>> Start DATA EXCERPTS
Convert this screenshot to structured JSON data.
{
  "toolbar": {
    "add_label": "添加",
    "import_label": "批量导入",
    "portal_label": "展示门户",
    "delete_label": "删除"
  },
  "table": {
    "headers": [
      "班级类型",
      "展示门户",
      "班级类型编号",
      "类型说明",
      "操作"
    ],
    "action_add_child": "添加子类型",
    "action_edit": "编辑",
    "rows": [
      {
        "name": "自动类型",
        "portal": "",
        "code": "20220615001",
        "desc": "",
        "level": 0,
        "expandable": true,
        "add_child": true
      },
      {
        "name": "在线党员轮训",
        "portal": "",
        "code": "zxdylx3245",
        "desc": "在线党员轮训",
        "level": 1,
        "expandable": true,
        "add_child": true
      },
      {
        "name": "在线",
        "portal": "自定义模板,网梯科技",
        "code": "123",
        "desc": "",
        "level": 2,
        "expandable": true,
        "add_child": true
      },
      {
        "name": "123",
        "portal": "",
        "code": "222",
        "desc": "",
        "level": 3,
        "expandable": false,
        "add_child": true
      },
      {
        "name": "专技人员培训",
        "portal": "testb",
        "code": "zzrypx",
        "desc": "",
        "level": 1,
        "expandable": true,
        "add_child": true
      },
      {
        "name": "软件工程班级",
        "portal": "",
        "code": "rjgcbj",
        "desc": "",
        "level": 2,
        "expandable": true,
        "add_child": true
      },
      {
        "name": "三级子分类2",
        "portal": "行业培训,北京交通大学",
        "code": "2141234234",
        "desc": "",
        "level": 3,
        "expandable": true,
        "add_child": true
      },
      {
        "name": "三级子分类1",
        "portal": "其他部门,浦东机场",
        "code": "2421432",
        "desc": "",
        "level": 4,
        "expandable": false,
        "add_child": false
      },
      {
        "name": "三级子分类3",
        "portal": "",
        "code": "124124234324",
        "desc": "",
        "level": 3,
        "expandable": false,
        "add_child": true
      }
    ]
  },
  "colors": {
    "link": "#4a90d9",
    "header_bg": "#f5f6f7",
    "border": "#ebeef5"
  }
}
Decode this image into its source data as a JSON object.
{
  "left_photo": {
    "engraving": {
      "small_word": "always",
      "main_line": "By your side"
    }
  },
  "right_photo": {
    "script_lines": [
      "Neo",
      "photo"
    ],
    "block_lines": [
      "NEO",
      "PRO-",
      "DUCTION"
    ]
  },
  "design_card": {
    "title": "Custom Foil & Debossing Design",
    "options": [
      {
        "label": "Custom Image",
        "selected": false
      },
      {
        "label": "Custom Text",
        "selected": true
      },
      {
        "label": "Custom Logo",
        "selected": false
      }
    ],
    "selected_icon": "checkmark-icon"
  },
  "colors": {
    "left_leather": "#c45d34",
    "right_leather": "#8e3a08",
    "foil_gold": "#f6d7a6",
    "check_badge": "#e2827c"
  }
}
>> End DATA EXCERPTS
• EXERCISE OBJECTIVE: Copy each record from above without leaving any out.

• WORKED ANSWER:
Convert this screenshot to structured JSON data.
{
  "toolbar": {
    "add_label": "添加",
    "import_label": "批量导入",
    "portal_label": "展示门户",
    "delete_label": "删除"
  },
  "table": {
    "headers": [
      "班级类型",
      "展示门户",
      "班级类型编号",
      "类型说明",
      "操作"
    ],
    "action_add_child": "添加子类型",
    "action_edit": "编辑",
    "rows": [
      {
        "name": "自动类型",
        "portal": "",
        "code": "20220615001",
        "desc": "",
        "level": 0,
        "expandable": true,
        "add_child": true
      },
      {
        "name": "在线党员轮训",
        "portal": "",
        "code": "zxdylx3245",
        "desc": "在线党员轮训",
        "level": 1,
        "expandable": true,
        "add_child": true
      },
      {
        "name": "在线",
        "portal": "自定义模板,网梯科技",
        "code": "123",
        "desc": "",
        "level": 2,
        "expandable": true,
        "add_child": true
      },
      {
        "name": "123",
        "portal": "",
        "code": "222",
        "desc": "",
        "level": 3,
        "expandable": false,
        "add_child": true
      },
      {
        "name": "专技人员培训",
        "portal": "testb",
        "code": "zzrypx",
        "desc": "",
        "level": 1,
        "expandable": true,
        "add_child": true
      },
      {
        "name": "软件工程班级",
        "portal": "",
        "code": "rjgcbj",
        "desc": "",
        "level": 2,
        "expandable": true,
        "add_child": true
      },
      {
        "name": "三级子分类2",
        "portal": "行业培训,北京交通大学",
        "code": "2141234234",
        "desc": "",
        "level": 3,
        "expandable": true,
        "add_child": true
      },
      {
        "name": "三级子分类1",
        "portal": "其他部门,浦东机场",
        "code": "2421432",
        "desc": "",
        "level": 4,
        "expandable": false,
        "add_child": false
      },
      {
        "name": "三级子分类3",
        "portal": "",
        "code": "124124234324",
        "desc": "",
        "level": 3,
        "expandable": false,
        "add_child": true
      }
    ]
  },
  "colors": {
    "link": "#4a90d9",
    "header_bg": "#f5f6f7",
    "border": "#ebeef5"
  }
}
Decode this image into its source data as a JSON object.
{
  "left_photo": {
    "engraving": {
      "small_word": "always",
      "main_line": "By your side"
    }
  },
  "right_photo": {
    "script_lines": [
      "Neo",
      "photo"
    ],
    "block_lines": [
      "NEO",
      "PRO-",
      "DUCTION"
    ]
  },
  "design_card": {
    "title": "Custom Foil & Debossing Design",
    "options": [
      {
        "label": "Custom Image",
        "selected": false
      },
      {
        "label": "Custom Text",
        "selected": true
      },
      {
        "label": "Custom Logo",
        "selected": false
      }
    ],
    "selected_icon": "checkmark-icon"
  },
  "colors": {
    "left_leather": "#c45d34",
    "right_leather": "#8e3a08",
    "foil_gold": "#f6d7a6",
    "check_badge": "#e2827c"
  }
}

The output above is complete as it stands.